* _PROBLEM_: Extract all of the entries and set them down verbatim.

>> BEGIN PROVIDED INFORMATION

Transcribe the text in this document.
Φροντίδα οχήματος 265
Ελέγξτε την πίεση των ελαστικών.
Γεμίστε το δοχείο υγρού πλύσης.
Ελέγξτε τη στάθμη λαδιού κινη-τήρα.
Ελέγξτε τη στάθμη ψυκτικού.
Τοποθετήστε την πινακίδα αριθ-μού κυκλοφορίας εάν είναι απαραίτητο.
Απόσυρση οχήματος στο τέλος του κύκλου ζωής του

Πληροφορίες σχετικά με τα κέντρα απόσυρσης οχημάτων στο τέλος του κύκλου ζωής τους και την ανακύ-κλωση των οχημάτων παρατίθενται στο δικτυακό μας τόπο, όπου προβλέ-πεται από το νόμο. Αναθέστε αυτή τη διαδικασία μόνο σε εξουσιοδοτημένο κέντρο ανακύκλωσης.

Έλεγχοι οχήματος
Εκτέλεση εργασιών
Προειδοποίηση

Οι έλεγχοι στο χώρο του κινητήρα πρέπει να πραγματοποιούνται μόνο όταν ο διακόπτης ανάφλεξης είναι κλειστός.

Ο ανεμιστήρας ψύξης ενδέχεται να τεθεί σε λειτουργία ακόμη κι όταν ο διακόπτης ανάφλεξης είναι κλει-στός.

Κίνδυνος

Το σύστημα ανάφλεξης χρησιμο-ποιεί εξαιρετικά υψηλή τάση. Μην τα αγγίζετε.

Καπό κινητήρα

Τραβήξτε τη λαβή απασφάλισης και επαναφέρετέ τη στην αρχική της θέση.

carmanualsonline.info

>> END PROVIDED INFORMATION

* _COMPLETE ANSWER_:
Transcribe the text in this document.
Φροντίδα οχήματος 265
Ελέγξτε την πίεση των ελαστικών.
Γεμίστε το δοχείο υγρού πλύσης.
Ελέγξτε τη στάθμη λαδιού κινη-τήρα.
Ελέγξτε τη στάθμη ψυκτικού.
Τοποθετήστε την πινακίδα αριθ-μού κυκλοφορίας εάν είναι απαραίτητο.
Απόσυρση οχήματος στο τέλος του κύκλου ζωής του

Πληροφορίες σχετικά με τα κέντρα απόσυρσης οχημάτων στο τέλος του κύκλου ζωής τους και την ανακύ-κλωση των οχημάτων παρατίθενται στο δικτυακό μας τόπο, όπου προβλέ-πεται από το νόμο. Αναθέστε αυτή τη διαδικασία μόνο σε εξουσιοδοτημένο κέντρο ανακύκλωσης.

Έλεγχοι οχήματος
Εκτέλεση εργασιών
Προειδοποίηση

Οι έλεγχοι στο χώρο του κινητήρα πρέπει να πραγματοποιούνται μόνο όταν ο διακόπτης ανάφλεξης είναι κλειστός.

Ο ανεμιστήρας ψύξης ενδέχεται να τεθεί σε λειτουργία ακόμη κι όταν ο διακόπτης ανάφλεξης είναι κλει-στός.

Κίνδυνος

Το σύστημα ανάφλεξης χρησιμο-ποιεί εξαιρετικά υψηλή τάση. Μην τα αγγίζετε.

Καπό κινητήρα

Τραβήξτε τη λαβή απασφάλισης και επαναφέρετέ τη στην αρχική της θέση.

carmanualsonline.info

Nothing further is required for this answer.